**Material provided**
--------------------------------------------------
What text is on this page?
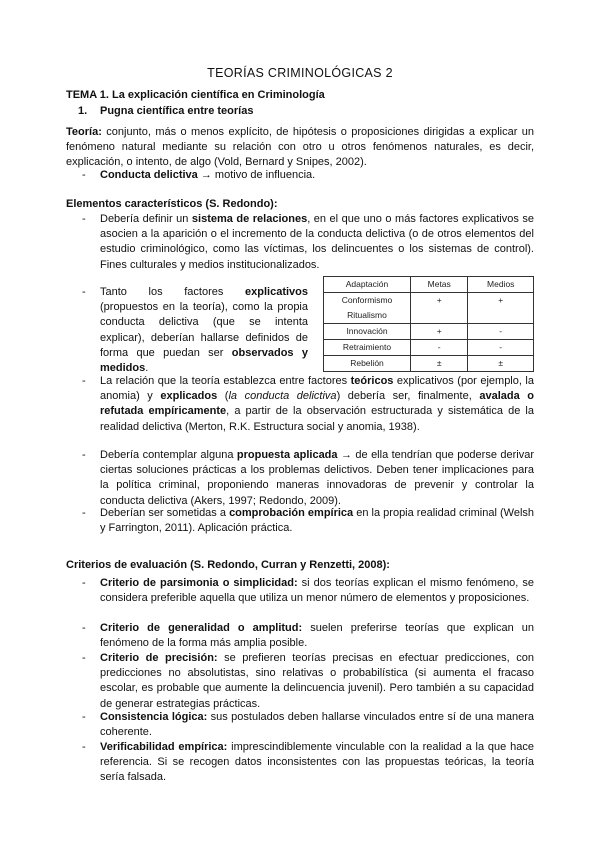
TEORÍAS CRIMINOLÓGICAS 2
TEMA 1. La explicación científica en Criminología
1. Pugna científica entre teorías

Teoría: conjunto, más o menos explícito, de hipótesis o proposiciones dirigidas a explicar un fenómeno natural mediante su relación con otro u otros fenómenos naturales, es decir, explicación, o intento, de algo (Vold, Bernard y Snipes, 2002).

- Conducta delictiva → motivo de influencia.
Elementos característicos (S. Redondo):
- Debería definir un sistema de relaciones, en el que uno o más factores explicativos se asocien a la aparición o el incremento de la conducta delictiva (o de otros elementos del estudio criminológico, como las víctimas, los delincuentes o los sistemas de control). Fines culturales y medios institucionalizados.
- Tanto los factores explicativos (propuestos en la teoría), como la propia conducta delictiva (que se intenta explicar), deberían hallarse definidos de forma que puedan ser observados y medidos.
Adaptación	Metas	Medios
Conformismo	+	+
Ritualismo		
Innovación	+	-
Retraimiento	-	-
Rebelión	±	±
- La relación que la teoría establezca entre factores teóricos explicativos (por ejemplo, la anomia) y explicados (la conducta delictiva) debería ser, finalmente, avalada o refutada empíricamente, a partir de la observación estructurada y sistemática de la realidad delictiva (Merton, R.K. Estructura social y anomia, 1938).
- Debería contemplar alguna propuesta aplicada → de ella tendrían que poderse derivar ciertas soluciones prácticas a los problemas delictivos. Deben tener implicaciones para la política criminal, proponiendo maneras innovadoras de prevenir y controlar la conducta delictiva (Akers, 1997; Redondo, 2009).
- Deberían ser sometidas a comprobación empírica en la propia realidad criminal (Welsh y Farrington, 2011). Aplicación práctica.
Criterios de evaluación (S. Redondo, Curran y Renzetti, 2008):
- Criterio de parsimonia o simplicidad: si dos teorías explican el mismo fenómeno, se considera preferible aquella que utiliza un menor número de elementos y proposiciones.
- Criterio de generalidad o amplitud: suelen preferirse teorías que explican un fenómeno de la forma más amplia posible.
- Criterio de precisión: se prefieren teorías precisas en efectuar predicciones, con predicciones no absolutistas, sino relativas o probabilística (si aumenta el fracaso escolar, es probable que aumente la delincuencia juvenil). Pero también a su capacidad de generar estrategias prácticas.
- Consistencia lógica: sus postulados deben hallarse vinculados entre sí de una manera coherente.
- Verificabilidad empírica: imprescindiblemente vinculable con la realidad a la que hace referencia. Si se recogen datos inconsistentes con las propuestas teóricas, la teoría sería falsada.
--------------------------------------------------
**Exercise prompt**
Without the pictures, retype the whole of the material above exactly.

**Output for this task**
What text is on this page?
TEORÍAS CRIMINOLÓGICAS 2
TEMA 1. La explicación científica en Criminología
1. Pugna científica entre teorías

Teoría: conjunto, más o menos explícito, de hipótesis o proposiciones dirigidas a explicar un fenómeno natural mediante su relación con otro u otros fenómenos naturales, es decir, explicación, o intento, de algo (Vold, Bernard y Snipes, 2002).

- Conducta delictiva → motivo de influencia.
Elementos característicos (S. Redondo):
- Debería definir un sistema de relaciones, en el que uno o más factores explicativos se asocien a la aparición o el incremento de la conducta delictiva (o de otros elementos del estudio criminológico, como las víctimas, los delincuentes o los sistemas de control). Fines culturales y medios institucionalizados.
- Tanto los factores explicativos (propuestos en la teoría), como la propia conducta delictiva (que se intenta explicar), deberían hallarse definidos de forma que puedan ser observados y medidos.
Adaptación	Metas	Medios
Conformismo	+	+
Ritualismo		
Innovación	+	-
Retraimiento	-	-
Rebelión	±	±
- La relación que la teoría establezca entre factores teóricos explicativos (por ejemplo, la anomia) y explicados (la conducta delictiva) debería ser, finalmente, avalada o refutada empíricamente, a partir de la observación estructurada y sistemática de la realidad delictiva (Merton, R.K. Estructura social y anomia, 1938).
- Debería contemplar alguna propuesta aplicada → de ella tendrían que poderse derivar ciertas soluciones prácticas a los problemas delictivos. Deben tener implicaciones para la política criminal, proponiendo maneras innovadoras de prevenir y controlar la conducta delictiva (Akers, 1997; Redondo, 2009).
- Deberían ser sometidas a comprobación empírica en la propia realidad criminal (Welsh y Farrington, 2011). Aplicación práctica.
Criterios de evaluación (S. Redondo, Curran y Renzetti, 2008):
- Criterio de parsimonia o simplicidad: si dos teorías explican el mismo fenómeno, se considera preferible aquella que utiliza un menor número de elementos y proposiciones.
- Criterio de generalidad o amplitud: suelen preferirse teorías que explican un fenómeno de la forma más amplia posible.
- Criterio de precisión: se prefieren teorías precisas en efectuar predicciones, con predicciones no absolutistas, sino relativas o probabilística (si aumenta el fracaso escolar, es probable que aumente la delincuencia juvenil). Pero también a su capacidad de generar estrategias prácticas.
- Consistencia lógica: sus postulados deben hallarse vinculados entre sí de una manera coherente.
- Verificabilidad empírica: imprescindiblemente vinculable con la realidad a la que hace referencia. Si se recogen datos inconsistentes con las propuestas teóricas, la teoría sería falsada.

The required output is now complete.